— Start of Data shown —

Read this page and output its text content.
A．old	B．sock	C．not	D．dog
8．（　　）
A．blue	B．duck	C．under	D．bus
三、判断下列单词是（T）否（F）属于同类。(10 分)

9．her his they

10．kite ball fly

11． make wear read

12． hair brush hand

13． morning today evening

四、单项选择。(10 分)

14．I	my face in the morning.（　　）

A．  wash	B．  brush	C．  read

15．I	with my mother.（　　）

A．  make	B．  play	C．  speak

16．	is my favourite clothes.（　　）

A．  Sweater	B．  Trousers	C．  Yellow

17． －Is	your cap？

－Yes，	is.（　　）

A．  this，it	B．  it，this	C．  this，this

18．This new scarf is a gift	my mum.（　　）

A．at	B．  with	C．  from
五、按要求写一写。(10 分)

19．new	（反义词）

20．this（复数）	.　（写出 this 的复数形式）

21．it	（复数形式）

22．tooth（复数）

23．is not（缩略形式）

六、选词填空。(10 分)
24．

— End of Data shown —

Exercise goal:
Pull out all lines from the entries above that include the word "morning".

Solution for this exercise:
13． morning today evening
14．I	my face in the morning.（　　）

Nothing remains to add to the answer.